• [DATA ENTRIES]:
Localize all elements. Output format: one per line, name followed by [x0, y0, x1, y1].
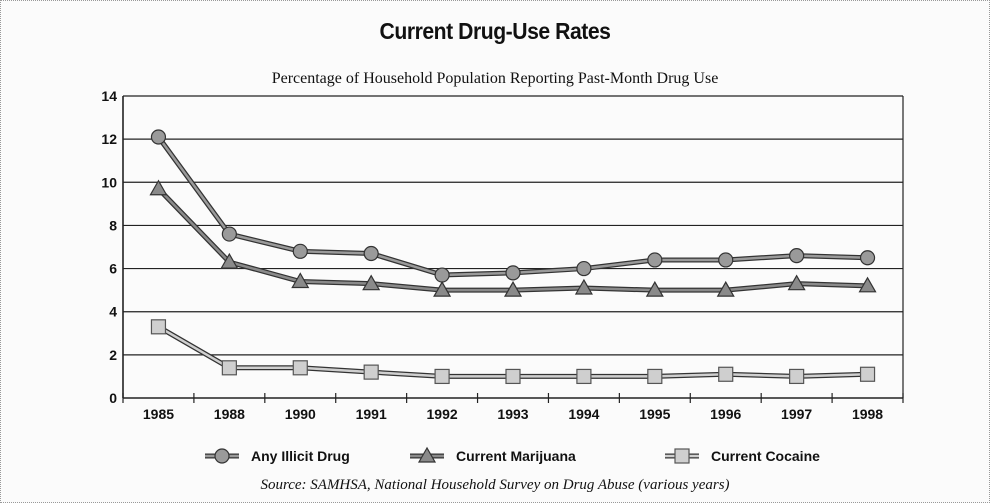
data-point — [859, 366, 876, 382]
legend-marker — [214, 448, 230, 464]
chart-subtitle: Percentage of Household Population Repor… — [271, 70, 719, 87]
data-point — [505, 265, 521, 281]
y-tick-label: 14 — [101, 88, 117, 104]
data-point — [574, 278, 593, 295]
series-line-outline — [156, 135, 868, 278]
data-point — [220, 252, 239, 269]
data-point — [647, 252, 663, 268]
y-tick-label: 6 — [109, 261, 117, 277]
y-tick-label: 8 — [109, 217, 117, 233]
data-point — [434, 368, 450, 385]
data-point — [150, 129, 167, 145]
data-point — [149, 179, 168, 196]
legend-label: Any Illicit Drug — [251, 448, 350, 464]
chart-source: Source: SAMHSA, National Household Surve… — [260, 477, 730, 493]
data-point — [434, 267, 450, 283]
data-point — [363, 364, 379, 380]
x-tick-label: 1992 — [427, 406, 458, 422]
x-tick-label: 1991 — [356, 406, 387, 422]
y-tick-label: 4 — [109, 304, 117, 320]
x-tick-label: 1994 — [568, 406, 599, 422]
data-point — [150, 319, 167, 335]
data-point — [505, 368, 521, 385]
legend: Any Illicit Drug Current Marijuana Current… — [205, 446, 820, 464]
x-tick-label: 1998 — [852, 406, 883, 422]
legend-label: Current Cocaine — [711, 448, 820, 464]
y-axis-ticks: 0 2 4 6 8 10 12 14 — [101, 88, 117, 406]
x-axis-ticks: 1985 1988 1990 1991 1992 1993 1994 1995 1996 1997… — [122, 393, 904, 422]
x-tick-label: 1988 — [214, 406, 245, 422]
gridlines — [122, 95, 904, 399]
x-tick-label: 1995 — [639, 406, 670, 422]
data-point — [433, 280, 452, 297]
data-point — [859, 250, 876, 266]
data-point — [292, 243, 308, 259]
data-point — [789, 368, 805, 385]
data-point — [576, 260, 592, 277]
data-point — [221, 360, 237, 376]
y-tick-label: 10 — [101, 174, 117, 190]
legend-label: Current Marijuana — [456, 448, 576, 464]
y-tick-label: 12 — [101, 131, 117, 147]
data-point — [645, 280, 664, 297]
data-point — [363, 245, 379, 262]
data-point — [858, 276, 877, 293]
data-point — [292, 360, 308, 376]
data-point — [789, 248, 805, 264]
x-tick-label: 1990 — [285, 406, 316, 422]
series-line — [157, 136, 868, 277]
legend-marker — [674, 448, 690, 464]
x-tick-label: 1985 — [143, 406, 174, 422]
data-point — [787, 274, 806, 291]
data-point — [718, 252, 734, 268]
data-point — [576, 368, 592, 385]
data-point — [362, 274, 381, 291]
data-point — [503, 280, 523, 297]
y-tick-label: 2 — [109, 347, 117, 363]
x-tick-label: 1997 — [781, 406, 812, 422]
chart-title: Current Drug-Use Rates — [379, 18, 611, 44]
legend-marker — [417, 446, 437, 463]
x-tick-label: 1996 — [710, 406, 741, 422]
data-point — [647, 368, 663, 385]
x-tick-label: 1993 — [497, 406, 528, 422]
data-point — [221, 226, 237, 242]
series-group — [149, 129, 877, 385]
y-tick-label: 0 — [109, 390, 117, 406]
data-point — [716, 280, 735, 297]
data-point — [291, 272, 310, 289]
data-point — [718, 366, 734, 382]
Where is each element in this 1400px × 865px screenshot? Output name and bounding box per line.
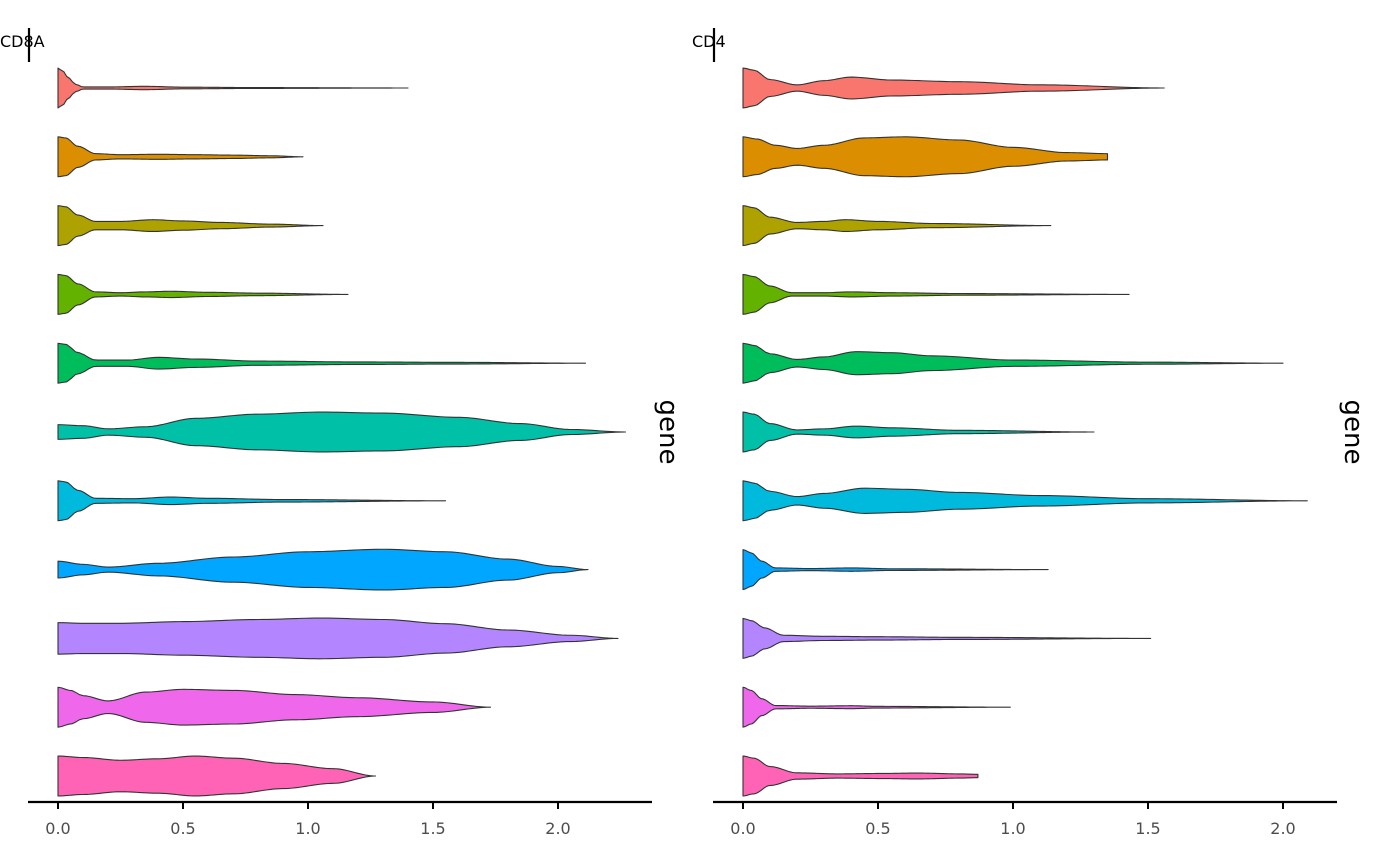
violin-cd8a-group-5	[57, 342, 587, 384]
violin-cd8a-group-9	[57, 617, 619, 660]
violin-cd8a-group-10	[57, 686, 492, 728]
panel-cd8a-x-ticks: 0.0 0.5 1.0 1.5 2.0	[45, 802, 571, 838]
x-tick-label-cd8a-2: 1.0	[295, 819, 320, 838]
violin-cd4-group-10	[742, 686, 1011, 728]
violin-cd8a-group-7	[57, 480, 447, 522]
panel-cd4-x-ticks: 0.0 0.5 1.0 1.5 2.0	[730, 802, 1296, 838]
panel-cd8a-side-label: gene	[653, 400, 683, 465]
violin-cd8a-group-11	[57, 755, 377, 797]
violin-cd4-group-3	[742, 205, 1052, 247]
violin-cd8a-group-4	[57, 273, 349, 315]
violin-cd4-group-2	[742, 136, 1109, 178]
violin-cd4-group-6	[742, 411, 1095, 453]
violin-cd8a-group-8	[57, 548, 589, 591]
x-tick-label-cd8a-1: 0.5	[170, 819, 195, 838]
violin-cd8a-group-3	[57, 205, 324, 247]
violin-cd4-group-7	[742, 480, 1308, 522]
x-tick-label-cd8a-3: 1.5	[420, 819, 445, 838]
x-tick-label-cd8a-4: 2.0	[545, 819, 570, 838]
panel-cd4-violins	[742, 67, 1308, 797]
violin-cd8a-group-6	[57, 411, 627, 453]
x-tick-label-cd4-2: 1.0	[1000, 819, 1025, 838]
violin-cd4-group-8	[742, 549, 1049, 591]
violin-cd4-group-9	[742, 617, 1152, 659]
x-tick-label-cd4-3: 1.5	[1135, 819, 1160, 838]
x-tick-label-cd4-4: 2.0	[1270, 819, 1295, 838]
x-tick-label-cd4-0: 0.0	[730, 819, 755, 838]
violin-cd4-group-4	[742, 273, 1130, 315]
panel-cd4-side-label: gene	[1338, 400, 1368, 465]
violin-cd8a-group-1	[57, 67, 409, 109]
panel-cd8a-violins	[57, 67, 627, 797]
x-tick-label-cd4-1: 0.5	[865, 819, 890, 838]
panel-cd8a-title: CD8A	[0, 32, 45, 51]
x-tick-label-cd8a-0: 0.0	[45, 819, 70, 838]
violin-cd4-group-11	[742, 755, 979, 797]
violin-cd8a-group-2	[57, 136, 304, 178]
violin-cd4-group-5	[742, 342, 1284, 384]
panel-cd8a: CD8A 0.0 0.5 1.0 1.5 2.0 gene	[0, 28, 683, 838]
panel-cd4-title: CD4	[692, 32, 726, 51]
panel-cd4: CD4 0.0 0.5 1.0 1.5 2.0 gene	[692, 28, 1368, 838]
violin-cd4-group-1	[742, 67, 1165, 109]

• [WRITTEN TASK]:
Render all of the lines above as a Markdown table with the columns "Row" and "Line," one line per row with its row number. Skip any blank lines, and leave the pictures out.

• [WRITTEN ANSWER]:
| Row | Line |
|---|---|
| 1 | Localize all elements. Output format: one per line, name followed by [x0, y0, x1, y1]. |
| 2 | data-point — [859, 366, 876, 382] |
| 3 | legend-marker — [214, 448, 230, 464] |
| 4 | chart-subtitle: Percentage of Household Population Repor… — [271, 70, 719, 87] |
| 5 | data-point — [505, 265, 521, 281] |
| 6 | y-tick-label: 14 — [101, 88, 117, 104] |
| 7 | data-point — [574, 278, 593, 295] |
| 8 | series-line-outline — [156, 135, 868, 278] |
| 9 | data-point — [220, 252, 239, 269] |
| 10 | data-point — [647, 252, 663, 268] |
| 11 | y-tick-label: 6 — [109, 261, 117, 277] |
| 12 | y-tick-label: 8 — [109, 217, 117, 233] |
| 13 | data-point — [434, 368, 450, 385] |
| 14 | data-point — [150, 129, 167, 145] |
| 15 | data-point — [149, 179, 168, 196] |
| 16 | legend-label: Any Illicit Drug — [251, 448, 350, 464] |
| 17 | chart-source: Source: SAMHSA, National Household Surve… — [260, 477, 730, 493] |
| 18 | data-point — [434, 267, 450, 283] |
| 19 | data-point — [363, 364, 379, 380] |
| 20 | x-tick-label: 1992 — [427, 406, 458, 422] |
| 21 | x-tick-label: 1991 — [356, 406, 387, 422] |
| 22 | y-tick-label: 4 — [109, 304, 117, 320] |
| 23 | x-tick-label: 1994 — [568, 406, 599, 422] |
| 24 | data-point — [150, 319, 167, 335] |
| 25 | data-point — [505, 368, 521, 385] |
| 26 | legend: Any Illicit Drug Current Marijuana Current… — [205, 446, 820, 464] |
| 27 | x-tick-label: 1998 — [852, 406, 883, 422] |
| 28 | legend-label: Current Cocaine — [711, 448, 820, 464] |
| 29 | y-axis-ticks: 0 2 4 6 8 10 12 14 — [101, 88, 117, 406] |
| 30 | x-axis-ticks: 1985 1988 1990 1991 1992 1993 1994 1995 1996 1997… — [122, 393, 904, 422] |
| 31 | x-tick-label: 1988 — [214, 406, 245, 422] |
| 32 | gridlines — [122, 95, 904, 399] |
| 33 | x-tick-label: 1995 — [639, 406, 670, 422] |
| 34 | data-point — [433, 280, 452, 297] |
| 35 | data-point — [859, 250, 876, 266] |
| 36 | data-point — [292, 243, 308, 259] |
| 37 | data-point — [789, 368, 805, 385] |
| 38 | data-point — [576, 260, 592, 277] |
| 39 | data-point — [221, 360, 237, 376] |
| 40 | y-tick-label: 10 — [101, 174, 117, 190] |
| 41 | legend-label: Current Marijuana — [456, 448, 576, 464] |
| 42 | y-tick-label: 12 — [101, 131, 117, 147] |
| 43 | data-point — [645, 280, 664, 297] |
| 44 | data-point — [363, 245, 379, 262] |
| 45 | data-point — [858, 276, 877, 293] |
| 46 | data-point — [292, 360, 308, 376] |
| 47 | data-point — [789, 248, 805, 264] |
| 48 | x-tick-label: 1990 — [285, 406, 316, 422] |
| 49 | series-line — [157, 136, 868, 277] |
| 50 | legend-marker — [674, 448, 690, 464] |
| 51 | x-tick-label: 1985 — [143, 406, 174, 422] |
| 52 | data-point — [787, 274, 806, 291] |
| 53 | data-point — [718, 252, 734, 268] |
| 54 | data-point — [576, 368, 592, 385] |
| 55 | data-point — [362, 274, 381, 291] |
| 56 | data-point — [503, 280, 523, 297] |
| 57 | y-tick-label: 2 — [109, 347, 117, 363] |
| 58 | x-tick-label: 1997 — [781, 406, 812, 422] |
| 59 | chart-title: Current Drug-Use Rates — [379, 18, 611, 44] |
| 60 | legend-marker — [417, 446, 437, 463] |
| 61 | x-tick-label: 1996 — [710, 406, 741, 422] |
| 62 | data-point — [647, 368, 663, 385] |
| 63 | x-tick-label: 1993 — [497, 406, 528, 422] |
| 64 | data-point — [221, 226, 237, 242] |
| 65 | series-group — [149, 129, 877, 385] |
| 66 | y-tick-label: 0 — [109, 390, 117, 406] |
| 67 | data-point — [716, 280, 735, 297] |
| 68 | data-point — [291, 272, 310, 289] |
| 69 | data-point — [718, 366, 734, 382] |
| 70 | Where is each element in this 1400px × 865px screenshot? Output name and bounding box per line. |
| 71 | violin-cd8a-group-5	[57, 342, 587, 384] |
| 72 | violin-cd8a-group-9	[57, 617, 619, 660] |
| 73 | violin-cd8a-group-10	[57, 686, 492, 728] |
| 74 | panel-cd8a-x-ticks: 0.0 0.5 1.0 1.5 2.0	[45, 802, 571, 838] |
| 75 | x-tick-label-cd8a-2: 1.0	[295, 819, 320, 838] |
| 76 | violin-cd4-group-10	[742, 686, 1011, 728] |
| 77 | violin-cd8a-group-7	[57, 480, 447, 522] |
| 78 | panel-cd4-x-ticks: 0.0 0.5 1.0 1.5 2.0	[730, 802, 1296, 838] |
| 79 | panel-cd8a-side-label: gene	[653, 400, 683, 465] |
| 80 | violin-cd8a-group-11	[57, 755, 377, 797] |
| 81 | violin-cd4-group-3	[742, 205, 1052, 247] |
| 82 | violin-cd8a-group-4	[57, 273, 349, 315] |
| 83 | violin-cd4-group-2	[742, 136, 1109, 178] |
| 84 | violin-cd4-group-6	[742, 411, 1095, 453] |
| 85 | violin-cd8a-group-8	[57, 548, 589, 591] |
| 86 | x-tick-label-cd8a-1: 0.5	[170, 819, 195, 838] |
| 87 | violin-cd8a-group-3	[57, 205, 324, 247] |
| 88 | violin-cd4-group-7	[742, 480, 1308, 522] |
| 89 | x-tick-label-cd8a-3: 1.5	[420, 819, 445, 838] |
| 90 | x-tick-label-cd8a-4: 2.0	[545, 819, 570, 838] |
| 91 | panel-cd4-violins	[742, 67, 1308, 797] |
| 92 | violin-cd8a-group-6	[57, 411, 627, 453] |
| 93 | x-tick-label-cd4-2: 1.0	[1000, 819, 1025, 838] |
| 94 | violin-cd4-group-8	[742, 549, 1049, 591] |
| 95 | violin-cd4-group-9	[742, 617, 1152, 659] |
| 96 | x-tick-label-cd4-3: 1.5	[1135, 819, 1160, 838] |
| 97 | x-tick-label-cd4-4: 2.0	[1270, 819, 1295, 838] |
| 98 | x-tick-label-cd4-0: 0.0	[730, 819, 755, 838] |
| 99 | violin-cd4-group-4	[742, 273, 1130, 315] |
| 100 | panel-cd4-side-label: gene	[1338, 400, 1368, 465] |
| 101 | violin-cd8a-group-1	[57, 67, 409, 109] |
| 102 | panel-cd8a-violins	[57, 67, 627, 797] |
| 103 | x-tick-label-cd4-1: 0.5	[865, 819, 890, 838] |
| 104 | panel-cd8a-title: CD8A	[0, 32, 45, 51] |
| 105 | x-tick-label-cd8a-0: 0.0	[45, 819, 70, 838] |
| 106 | violin-cd4-group-11	[742, 755, 979, 797] |
| 107 | violin-cd8a-group-2	[57, 136, 304, 178] |
| 108 | violin-cd4-group-5	[742, 342, 1284, 384] |
| 109 | panel-cd8a: CD8A 0.0 0.5 1.0 1.5 2.0 gene	[0, 28, 683, 838] |
| 110 | panel-cd4-title: CD4	[692, 32, 726, 51] |
| 111 | panel-cd4: CD4 0.0 0.5 1.0 1.5 2.0 gene	[692, 28, 1368, 838] |
| 112 | violin-cd4-group-1	[742, 67, 1165, 109] |